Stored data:
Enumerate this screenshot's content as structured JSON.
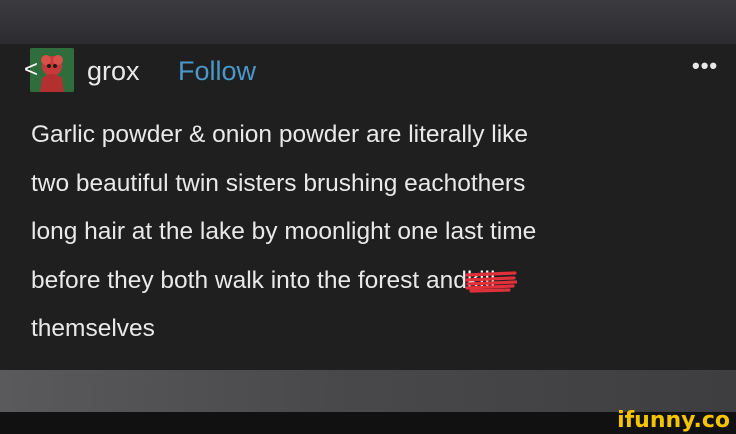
{
  "post": {
    "username": "grox",
    "follow_label": "Follow",
    "more_label": "•••",
    "back_label": "<",
    "text_lines": [
      "Garlic powder & onion powder are literally like",
      "two beautiful twin sisters brushing eachothers",
      "long hair at the lake by moonlight one last time"
    ],
    "line4_before": "before they both walk into the forest and",
    "line4_struck": "kill",
    "line5": "themselves"
  },
  "watermark": "ifunny.co",
  "colors": {
    "card_bg": "#1f1f20",
    "follow": "#4a98c9",
    "scribble": "#e0303a",
    "watermark": "#f5c400"
  },
  "icons": {
    "back": "chevron-left-icon",
    "more": "ellipsis-icon",
    "avatar": "avatar-image"
  }
}
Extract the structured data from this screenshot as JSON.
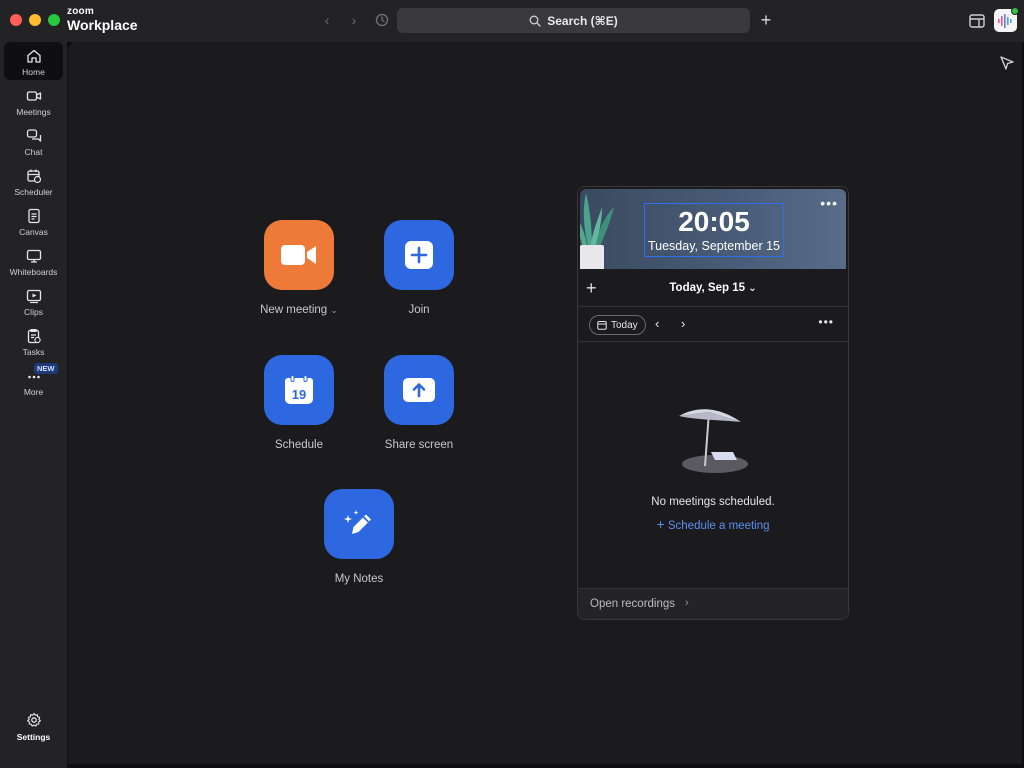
{
  "titlebar": {
    "brand_small": "zoom",
    "brand_big": "Workplace",
    "search_label": "Search (⌘E)"
  },
  "sidebar": {
    "items": [
      {
        "label": "Home",
        "icon": "home-icon"
      },
      {
        "label": "Meetings",
        "icon": "video-camera-icon"
      },
      {
        "label": "Chat",
        "icon": "chat-icon"
      },
      {
        "label": "Scheduler",
        "icon": "scheduler-icon"
      },
      {
        "label": "Canvas",
        "icon": "document-icon"
      },
      {
        "label": "Whiteboards",
        "icon": "whiteboard-icon"
      },
      {
        "label": "Clips",
        "icon": "clips-icon"
      },
      {
        "label": "Tasks",
        "icon": "tasks-icon"
      },
      {
        "label": "More",
        "icon": "more-dots-icon"
      }
    ],
    "new_badge": "NEW",
    "settings_label": "Settings"
  },
  "actions": {
    "new_meeting": "New meeting",
    "join": "Join",
    "schedule": "Schedule",
    "schedule_day": "19",
    "share_screen": "Share screen",
    "my_notes": "My Notes"
  },
  "calendar": {
    "time": "20:05",
    "date_long": "Tuesday, September 15",
    "date_selector": "Today, Sep 15",
    "today_button": "Today",
    "empty_text": "No meetings scheduled.",
    "schedule_link": "Schedule a meeting",
    "open_recordings": "Open recordings"
  },
  "colors": {
    "accent_blue": "#2d68e0",
    "accent_orange": "#ee7a3a",
    "link_blue": "#5b8ff0"
  }
}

EXERCISE: List each line of the entries that holds the string "watermark".

EXERCISE SOLUTION:
  "watermark": "ifunny.co",
    "watermark": "#f5c400"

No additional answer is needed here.